Extracts from a graphics dataset
+---+
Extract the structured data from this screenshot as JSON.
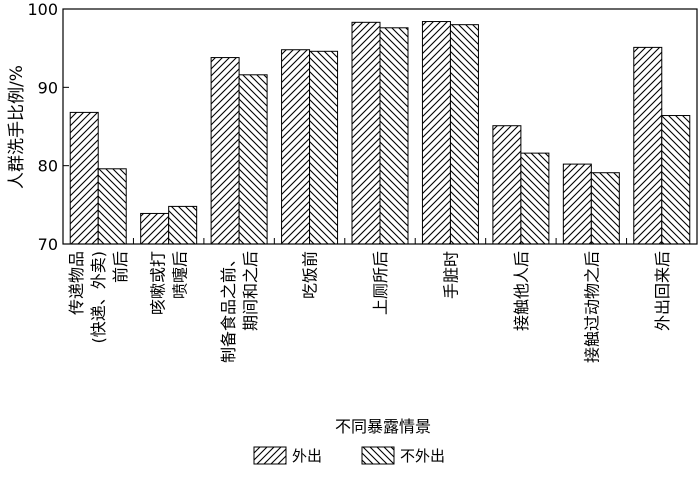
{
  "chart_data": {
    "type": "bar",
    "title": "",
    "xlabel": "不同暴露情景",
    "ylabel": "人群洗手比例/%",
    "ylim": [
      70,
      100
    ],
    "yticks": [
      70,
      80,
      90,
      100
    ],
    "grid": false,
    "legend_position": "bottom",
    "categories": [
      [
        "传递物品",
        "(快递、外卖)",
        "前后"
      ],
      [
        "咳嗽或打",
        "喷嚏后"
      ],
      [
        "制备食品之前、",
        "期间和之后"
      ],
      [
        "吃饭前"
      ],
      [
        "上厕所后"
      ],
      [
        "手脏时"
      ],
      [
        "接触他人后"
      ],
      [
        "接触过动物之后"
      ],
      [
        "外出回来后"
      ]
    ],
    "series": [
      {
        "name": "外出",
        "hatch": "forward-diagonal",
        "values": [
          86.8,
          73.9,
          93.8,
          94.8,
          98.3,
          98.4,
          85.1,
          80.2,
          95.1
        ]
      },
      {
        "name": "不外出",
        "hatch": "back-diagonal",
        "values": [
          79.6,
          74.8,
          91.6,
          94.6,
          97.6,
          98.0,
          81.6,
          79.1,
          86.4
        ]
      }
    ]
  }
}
+---+
● **TASK PROMPT**: Show every line where the string "diagonal" appears.

● **ANSWER IN FULL**:
        "hatch": "forward-diagonal",
        "hatch": "back-diagonal",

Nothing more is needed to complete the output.